### EXERCISE INSTRUCTIONS
Swap "VSYS" for "VBAT" in the lines from the start of the records through the line that contains "svg-text:SCL1: SCL1 (167, 100, 175, 104)", leaving everything else as it is.
— START EXTRACTED MATERIAL —
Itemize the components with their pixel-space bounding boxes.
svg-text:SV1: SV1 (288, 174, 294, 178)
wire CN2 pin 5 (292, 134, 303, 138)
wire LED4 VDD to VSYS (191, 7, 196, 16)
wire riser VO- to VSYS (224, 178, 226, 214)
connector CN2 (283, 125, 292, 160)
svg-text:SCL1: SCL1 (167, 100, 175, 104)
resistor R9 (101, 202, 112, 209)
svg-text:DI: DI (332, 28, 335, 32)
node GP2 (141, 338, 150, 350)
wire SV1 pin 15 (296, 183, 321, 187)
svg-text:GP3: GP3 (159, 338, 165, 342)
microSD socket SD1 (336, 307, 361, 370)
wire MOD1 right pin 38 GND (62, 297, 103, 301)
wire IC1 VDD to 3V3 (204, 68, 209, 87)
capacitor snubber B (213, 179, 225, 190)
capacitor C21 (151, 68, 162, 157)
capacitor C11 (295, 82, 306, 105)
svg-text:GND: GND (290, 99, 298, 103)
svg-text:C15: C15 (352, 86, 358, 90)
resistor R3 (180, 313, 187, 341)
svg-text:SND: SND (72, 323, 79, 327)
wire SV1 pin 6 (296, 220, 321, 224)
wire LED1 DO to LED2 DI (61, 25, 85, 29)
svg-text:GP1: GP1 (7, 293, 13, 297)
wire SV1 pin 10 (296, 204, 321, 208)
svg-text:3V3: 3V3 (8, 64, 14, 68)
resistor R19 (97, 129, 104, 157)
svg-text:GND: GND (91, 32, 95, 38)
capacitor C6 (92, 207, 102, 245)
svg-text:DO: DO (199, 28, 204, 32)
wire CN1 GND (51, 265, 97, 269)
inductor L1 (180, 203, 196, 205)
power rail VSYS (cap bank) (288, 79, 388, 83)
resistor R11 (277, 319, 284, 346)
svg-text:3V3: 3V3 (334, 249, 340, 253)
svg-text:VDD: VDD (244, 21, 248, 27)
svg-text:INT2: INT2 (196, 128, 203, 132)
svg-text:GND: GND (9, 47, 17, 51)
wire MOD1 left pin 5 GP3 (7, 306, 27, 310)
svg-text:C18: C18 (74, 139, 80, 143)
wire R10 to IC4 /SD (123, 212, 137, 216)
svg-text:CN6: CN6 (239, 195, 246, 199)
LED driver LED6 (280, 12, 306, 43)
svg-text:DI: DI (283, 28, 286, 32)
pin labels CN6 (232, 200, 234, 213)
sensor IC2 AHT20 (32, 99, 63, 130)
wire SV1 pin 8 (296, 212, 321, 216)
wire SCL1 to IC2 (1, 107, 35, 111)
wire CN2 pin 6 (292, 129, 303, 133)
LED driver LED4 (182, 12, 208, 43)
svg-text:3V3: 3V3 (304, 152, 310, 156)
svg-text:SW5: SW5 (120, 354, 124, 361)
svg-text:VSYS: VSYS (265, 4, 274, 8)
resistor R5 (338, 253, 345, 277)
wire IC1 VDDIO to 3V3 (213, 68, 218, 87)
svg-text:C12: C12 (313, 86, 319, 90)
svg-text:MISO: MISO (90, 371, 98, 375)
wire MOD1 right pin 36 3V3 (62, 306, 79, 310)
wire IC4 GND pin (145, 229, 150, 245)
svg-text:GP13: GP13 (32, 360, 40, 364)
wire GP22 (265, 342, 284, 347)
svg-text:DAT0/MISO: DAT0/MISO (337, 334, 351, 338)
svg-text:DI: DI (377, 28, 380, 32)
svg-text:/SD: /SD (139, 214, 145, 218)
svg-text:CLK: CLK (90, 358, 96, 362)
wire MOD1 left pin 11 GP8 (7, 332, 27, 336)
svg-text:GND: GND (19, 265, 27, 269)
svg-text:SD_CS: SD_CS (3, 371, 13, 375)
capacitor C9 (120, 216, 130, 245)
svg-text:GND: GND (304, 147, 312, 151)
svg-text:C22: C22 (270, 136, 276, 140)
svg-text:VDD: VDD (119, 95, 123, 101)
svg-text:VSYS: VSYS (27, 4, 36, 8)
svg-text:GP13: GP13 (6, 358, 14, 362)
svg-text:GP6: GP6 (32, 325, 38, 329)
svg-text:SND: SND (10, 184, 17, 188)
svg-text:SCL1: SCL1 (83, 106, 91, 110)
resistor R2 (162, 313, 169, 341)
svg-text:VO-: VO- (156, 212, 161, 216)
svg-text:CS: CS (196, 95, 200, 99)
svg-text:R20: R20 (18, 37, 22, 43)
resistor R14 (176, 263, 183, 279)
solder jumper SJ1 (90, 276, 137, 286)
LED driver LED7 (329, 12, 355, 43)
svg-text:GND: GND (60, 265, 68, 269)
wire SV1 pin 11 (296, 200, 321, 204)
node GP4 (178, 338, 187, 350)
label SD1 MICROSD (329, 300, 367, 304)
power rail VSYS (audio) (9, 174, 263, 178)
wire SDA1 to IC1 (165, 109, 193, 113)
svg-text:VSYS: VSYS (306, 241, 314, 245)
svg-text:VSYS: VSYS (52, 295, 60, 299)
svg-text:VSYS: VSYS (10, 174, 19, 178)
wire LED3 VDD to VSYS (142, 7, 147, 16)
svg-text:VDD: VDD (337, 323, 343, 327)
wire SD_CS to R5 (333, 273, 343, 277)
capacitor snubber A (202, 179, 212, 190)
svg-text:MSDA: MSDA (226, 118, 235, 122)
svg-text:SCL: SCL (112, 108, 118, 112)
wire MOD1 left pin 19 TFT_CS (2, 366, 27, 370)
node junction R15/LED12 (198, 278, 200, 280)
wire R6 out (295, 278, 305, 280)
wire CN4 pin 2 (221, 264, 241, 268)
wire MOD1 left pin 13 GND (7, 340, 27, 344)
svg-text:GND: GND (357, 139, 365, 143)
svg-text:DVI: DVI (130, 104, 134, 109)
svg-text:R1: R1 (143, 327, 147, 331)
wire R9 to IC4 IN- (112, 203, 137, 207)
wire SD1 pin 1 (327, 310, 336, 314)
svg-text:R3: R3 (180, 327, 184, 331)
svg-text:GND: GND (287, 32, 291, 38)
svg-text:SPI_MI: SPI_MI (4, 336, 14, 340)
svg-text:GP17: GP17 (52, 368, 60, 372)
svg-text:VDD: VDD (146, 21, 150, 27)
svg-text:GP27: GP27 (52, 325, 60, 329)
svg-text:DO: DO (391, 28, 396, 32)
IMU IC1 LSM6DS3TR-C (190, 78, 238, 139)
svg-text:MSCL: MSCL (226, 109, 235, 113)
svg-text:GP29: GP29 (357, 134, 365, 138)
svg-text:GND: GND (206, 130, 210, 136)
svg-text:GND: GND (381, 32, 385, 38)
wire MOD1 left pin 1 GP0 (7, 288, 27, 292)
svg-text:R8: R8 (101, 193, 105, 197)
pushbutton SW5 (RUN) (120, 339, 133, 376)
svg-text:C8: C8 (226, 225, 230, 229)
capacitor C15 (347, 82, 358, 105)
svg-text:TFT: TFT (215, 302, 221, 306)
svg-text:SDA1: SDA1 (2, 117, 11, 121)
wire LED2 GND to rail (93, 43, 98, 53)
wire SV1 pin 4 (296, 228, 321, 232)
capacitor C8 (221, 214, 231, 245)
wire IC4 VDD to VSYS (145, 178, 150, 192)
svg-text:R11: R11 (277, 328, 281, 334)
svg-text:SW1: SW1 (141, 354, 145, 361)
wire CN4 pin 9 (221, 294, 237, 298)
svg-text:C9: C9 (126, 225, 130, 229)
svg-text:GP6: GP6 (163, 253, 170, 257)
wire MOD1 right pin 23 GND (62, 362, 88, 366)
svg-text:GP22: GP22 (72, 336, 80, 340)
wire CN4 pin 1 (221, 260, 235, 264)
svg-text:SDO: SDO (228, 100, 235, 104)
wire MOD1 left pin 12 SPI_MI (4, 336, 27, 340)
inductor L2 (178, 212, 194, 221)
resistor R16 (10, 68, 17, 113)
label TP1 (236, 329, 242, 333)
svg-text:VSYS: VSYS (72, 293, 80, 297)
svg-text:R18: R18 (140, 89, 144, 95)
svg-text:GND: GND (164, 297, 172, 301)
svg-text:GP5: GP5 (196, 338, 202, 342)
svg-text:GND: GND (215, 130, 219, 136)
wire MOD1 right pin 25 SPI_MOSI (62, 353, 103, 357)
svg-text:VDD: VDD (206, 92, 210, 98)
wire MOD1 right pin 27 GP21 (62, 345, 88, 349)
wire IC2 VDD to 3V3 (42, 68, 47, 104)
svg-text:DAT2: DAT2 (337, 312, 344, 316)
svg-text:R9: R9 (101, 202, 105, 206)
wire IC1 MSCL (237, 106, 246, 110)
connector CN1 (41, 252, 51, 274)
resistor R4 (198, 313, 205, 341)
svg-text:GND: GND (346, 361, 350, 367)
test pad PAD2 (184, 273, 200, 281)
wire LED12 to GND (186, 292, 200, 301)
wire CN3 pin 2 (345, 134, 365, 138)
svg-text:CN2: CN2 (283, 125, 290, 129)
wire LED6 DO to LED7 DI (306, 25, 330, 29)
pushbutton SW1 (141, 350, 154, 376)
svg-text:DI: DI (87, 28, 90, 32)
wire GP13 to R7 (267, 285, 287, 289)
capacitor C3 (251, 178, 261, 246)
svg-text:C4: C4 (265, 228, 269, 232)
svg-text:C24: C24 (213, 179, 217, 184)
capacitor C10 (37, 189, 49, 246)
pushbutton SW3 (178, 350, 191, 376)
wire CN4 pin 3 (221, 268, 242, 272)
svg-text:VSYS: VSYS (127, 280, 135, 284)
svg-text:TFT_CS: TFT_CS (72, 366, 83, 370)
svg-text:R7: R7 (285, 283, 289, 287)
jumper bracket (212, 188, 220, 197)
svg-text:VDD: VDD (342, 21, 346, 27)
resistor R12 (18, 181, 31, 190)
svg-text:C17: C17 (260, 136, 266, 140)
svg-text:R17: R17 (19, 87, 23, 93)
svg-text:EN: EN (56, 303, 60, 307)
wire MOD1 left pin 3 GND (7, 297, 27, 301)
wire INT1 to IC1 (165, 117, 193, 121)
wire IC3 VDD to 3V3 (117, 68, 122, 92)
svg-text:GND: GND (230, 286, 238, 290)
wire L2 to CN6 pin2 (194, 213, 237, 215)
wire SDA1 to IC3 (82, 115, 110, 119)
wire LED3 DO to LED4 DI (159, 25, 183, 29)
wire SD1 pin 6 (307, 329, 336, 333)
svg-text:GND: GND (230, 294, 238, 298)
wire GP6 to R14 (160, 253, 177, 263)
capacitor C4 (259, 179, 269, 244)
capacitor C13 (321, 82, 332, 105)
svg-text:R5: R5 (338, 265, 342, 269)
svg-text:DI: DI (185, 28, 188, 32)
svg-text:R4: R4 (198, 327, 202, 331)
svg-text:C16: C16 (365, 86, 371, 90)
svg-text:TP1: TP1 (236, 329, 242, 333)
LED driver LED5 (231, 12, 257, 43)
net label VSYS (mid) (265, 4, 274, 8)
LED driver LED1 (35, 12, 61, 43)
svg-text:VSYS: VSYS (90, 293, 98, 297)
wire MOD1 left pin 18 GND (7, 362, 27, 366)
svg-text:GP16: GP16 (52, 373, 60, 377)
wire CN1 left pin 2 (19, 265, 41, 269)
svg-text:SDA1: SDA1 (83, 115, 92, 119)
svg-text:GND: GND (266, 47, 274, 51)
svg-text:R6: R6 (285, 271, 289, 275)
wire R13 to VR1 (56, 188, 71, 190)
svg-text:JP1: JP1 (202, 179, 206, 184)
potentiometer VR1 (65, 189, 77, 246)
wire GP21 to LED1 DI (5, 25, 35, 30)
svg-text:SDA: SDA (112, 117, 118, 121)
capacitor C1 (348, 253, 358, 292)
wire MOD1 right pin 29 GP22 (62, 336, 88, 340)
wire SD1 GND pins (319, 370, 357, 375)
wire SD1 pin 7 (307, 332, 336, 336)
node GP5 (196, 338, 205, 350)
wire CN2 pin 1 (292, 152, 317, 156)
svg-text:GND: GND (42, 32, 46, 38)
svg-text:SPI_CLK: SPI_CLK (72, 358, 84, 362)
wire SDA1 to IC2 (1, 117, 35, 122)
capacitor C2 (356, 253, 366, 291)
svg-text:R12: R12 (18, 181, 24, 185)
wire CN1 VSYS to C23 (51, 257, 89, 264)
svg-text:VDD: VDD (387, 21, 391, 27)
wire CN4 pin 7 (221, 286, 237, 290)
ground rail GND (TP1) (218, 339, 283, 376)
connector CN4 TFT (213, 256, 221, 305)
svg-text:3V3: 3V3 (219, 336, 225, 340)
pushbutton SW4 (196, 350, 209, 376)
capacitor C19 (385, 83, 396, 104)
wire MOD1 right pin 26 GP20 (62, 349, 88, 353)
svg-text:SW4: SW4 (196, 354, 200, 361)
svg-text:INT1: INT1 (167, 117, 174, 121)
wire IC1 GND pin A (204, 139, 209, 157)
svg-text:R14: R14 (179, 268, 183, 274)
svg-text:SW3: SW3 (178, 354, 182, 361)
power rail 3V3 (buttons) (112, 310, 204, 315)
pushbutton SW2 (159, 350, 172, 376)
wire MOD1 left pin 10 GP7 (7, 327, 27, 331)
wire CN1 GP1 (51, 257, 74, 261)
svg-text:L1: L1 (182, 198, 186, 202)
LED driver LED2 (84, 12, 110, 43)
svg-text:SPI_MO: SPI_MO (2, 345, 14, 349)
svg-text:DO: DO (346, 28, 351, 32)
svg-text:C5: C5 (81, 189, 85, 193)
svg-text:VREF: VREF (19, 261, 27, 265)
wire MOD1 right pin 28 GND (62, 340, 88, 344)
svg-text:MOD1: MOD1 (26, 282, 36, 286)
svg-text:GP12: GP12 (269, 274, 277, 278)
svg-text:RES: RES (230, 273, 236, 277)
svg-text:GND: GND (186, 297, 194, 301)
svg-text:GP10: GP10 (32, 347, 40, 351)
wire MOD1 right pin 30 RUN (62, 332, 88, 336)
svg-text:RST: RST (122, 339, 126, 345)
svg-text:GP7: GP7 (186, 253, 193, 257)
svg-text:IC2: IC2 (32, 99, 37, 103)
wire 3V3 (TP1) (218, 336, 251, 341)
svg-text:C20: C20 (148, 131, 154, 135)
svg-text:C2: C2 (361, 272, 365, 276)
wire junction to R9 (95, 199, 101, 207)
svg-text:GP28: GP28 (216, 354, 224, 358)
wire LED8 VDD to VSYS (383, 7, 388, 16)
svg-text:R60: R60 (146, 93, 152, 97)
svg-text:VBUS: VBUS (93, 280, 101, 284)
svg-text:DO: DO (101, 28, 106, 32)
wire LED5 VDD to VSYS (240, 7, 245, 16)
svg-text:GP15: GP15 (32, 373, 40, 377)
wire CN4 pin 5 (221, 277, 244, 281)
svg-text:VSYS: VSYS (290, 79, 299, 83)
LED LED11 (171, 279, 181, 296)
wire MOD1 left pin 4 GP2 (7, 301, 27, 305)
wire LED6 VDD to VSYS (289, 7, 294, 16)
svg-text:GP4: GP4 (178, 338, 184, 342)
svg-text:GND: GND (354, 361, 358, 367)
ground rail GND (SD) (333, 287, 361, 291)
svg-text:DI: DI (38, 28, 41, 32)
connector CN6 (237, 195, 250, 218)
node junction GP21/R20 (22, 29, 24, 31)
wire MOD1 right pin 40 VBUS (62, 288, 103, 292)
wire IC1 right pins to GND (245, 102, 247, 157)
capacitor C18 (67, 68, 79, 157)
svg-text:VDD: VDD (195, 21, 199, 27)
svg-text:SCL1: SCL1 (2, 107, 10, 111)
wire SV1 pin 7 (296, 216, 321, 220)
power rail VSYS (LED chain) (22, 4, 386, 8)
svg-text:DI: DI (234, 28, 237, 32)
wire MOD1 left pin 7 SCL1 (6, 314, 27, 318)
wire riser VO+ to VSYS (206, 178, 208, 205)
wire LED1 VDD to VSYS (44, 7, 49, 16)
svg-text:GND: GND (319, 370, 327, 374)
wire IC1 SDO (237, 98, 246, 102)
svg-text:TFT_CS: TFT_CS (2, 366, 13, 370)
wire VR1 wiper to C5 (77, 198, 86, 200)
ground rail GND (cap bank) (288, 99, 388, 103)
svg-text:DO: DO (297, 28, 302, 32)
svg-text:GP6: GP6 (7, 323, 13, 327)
— END EXTRACTED MATERIAL —
### WORKED SOLUTION
Itemize the components with their pixel-space bounding boxes.
svg-text:SV1: SV1 (288, 174, 294, 178)
wire CN2 pin 5 (292, 134, 303, 138)
wire LED4 VDD to VBAT (191, 7, 196, 16)
wire riser VO- to VBAT (224, 178, 226, 214)
connector CN2 (283, 125, 292, 160)
svg-text:SCL1: SCL1 (167, 100, 175, 104)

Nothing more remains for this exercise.